Exercise aim: Go through the entries below and print each one exactly, leaving out pictures.

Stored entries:
:::

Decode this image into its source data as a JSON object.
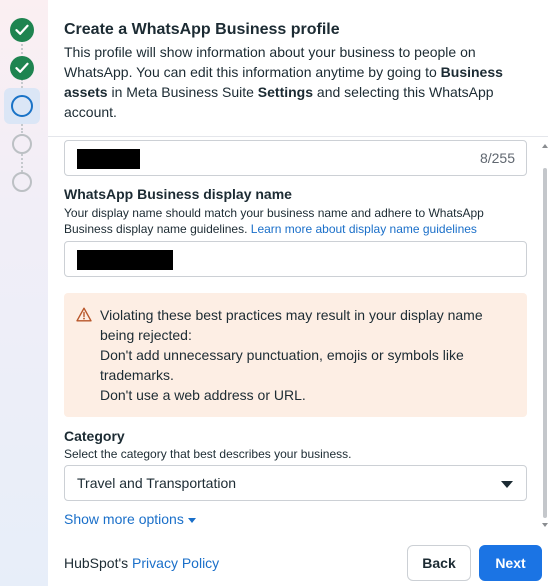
{
  "stepper": {
    "steps": [
      {
        "state": "done"
      },
      {
        "state": "done"
      },
      {
        "state": "current"
      },
      {
        "state": "todo"
      },
      {
        "state": "todo"
      }
    ]
  },
  "header": {
    "title": "Create a WhatsApp Business profile",
    "desc_1": "This profile will show information about your business to people on WhatsApp. You can edit this information anytime by going to ",
    "desc_bold_1": "Business assets",
    "desc_2": " in Meta Business Suite ",
    "desc_bold_2": "Settings",
    "desc_3": " and selecting this WhatsApp account."
  },
  "business_name_field": {
    "char_count": "8/255"
  },
  "display_name": {
    "label": "WhatsApp Business display name",
    "helper": "Your display name should match your business name and adhere to WhatsApp Business display name guidelines. ",
    "helper_link": "Learn more about display name guidelines"
  },
  "warning": {
    "line_1": "Violating these best practices may result in your display name being rejected:",
    "line_2": "Don't add unnecessary punctuation, emojis or symbols like trademarks.",
    "line_3": "Don't use a web address or URL."
  },
  "category": {
    "label": "Category",
    "helper": "Select the category that best describes your business.",
    "selected": "Travel and Transportation"
  },
  "more_options": "Show more options",
  "footer": {
    "privacy_prefix": "HubSpot's ",
    "privacy_link": "Privacy Policy",
    "back_label": "Back",
    "next_label": "Next"
  },
  "colors": {
    "done_step": "#1e8450",
    "current_step": "#1a73c7",
    "primary_button": "#1b74e4",
    "link": "#1a6fc9",
    "warning_bg": "#fdeee4"
  }
}
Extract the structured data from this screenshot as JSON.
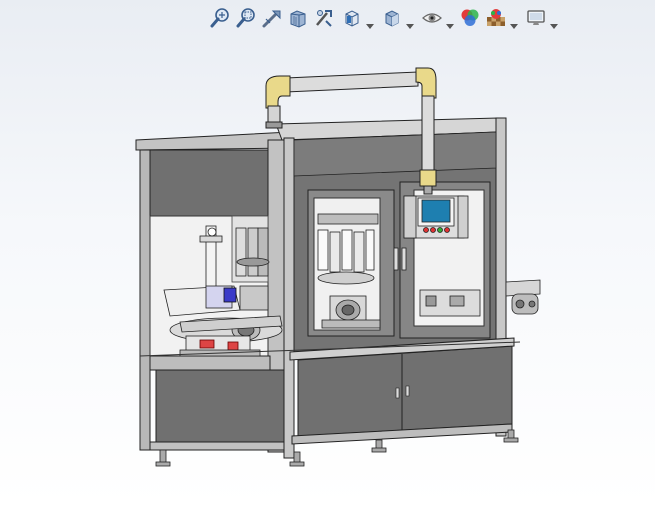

:::

Task solution:
Decode this image into its source data as a JSON object.
{
  "stepper": {
    "steps": [
      {
        "state": "done"
      },
      {
        "state": "done"
      },
      {
        "state": "current"
      },
      {
        "state": "todo"
      },
      {
        "state": "todo"
      }
    ]
  },
  "header": {
    "title": "Create a WhatsApp Business profile",
    "desc_1": "This profile will show information about your business to people on WhatsApp. You can edit this information anytime by going to ",
    "desc_bold_1": "Business assets",
    "desc_2": " in Meta Business Suite ",
    "desc_bold_2": "Settings",
    "desc_3": " and selecting this WhatsApp account."
  },
  "business_name_field": {
    "char_count": "8/255"
  },
  "display_name": {
    "label": "WhatsApp Business display name",
    "helper": "Your display name should match your business name and adhere to WhatsApp Business display name guidelines. ",
    "helper_link": "Learn more about display name guidelines"
  },
  "warning": {
    "line_1": "Violating these best practices may result in your display name being rejected:",
    "line_2": "Don't add unnecessary punctuation, emojis or symbols like trademarks.",
    "line_3": "Don't use a web address or URL."
  },
  "category": {
    "label": "Category",
    "helper": "Select the category that best describes your business.",
    "selected": "Travel and Transportation"
  },
  "more_options": "Show more options",
  "footer": {
    "privacy_prefix": "HubSpot's ",
    "privacy_link": "Privacy Policy",
    "back_label": "Back",
    "next_label": "Next"
  },
  "colors": {
    "done_step": "#1e8450",
    "current_step": "#1a73c7",
    "primary_button": "#1b74e4",
    "link": "#1a6fc9",
    "warning_bg": "#fdeee4"
  }
}
Extract the structured data from this screenshot as JSON.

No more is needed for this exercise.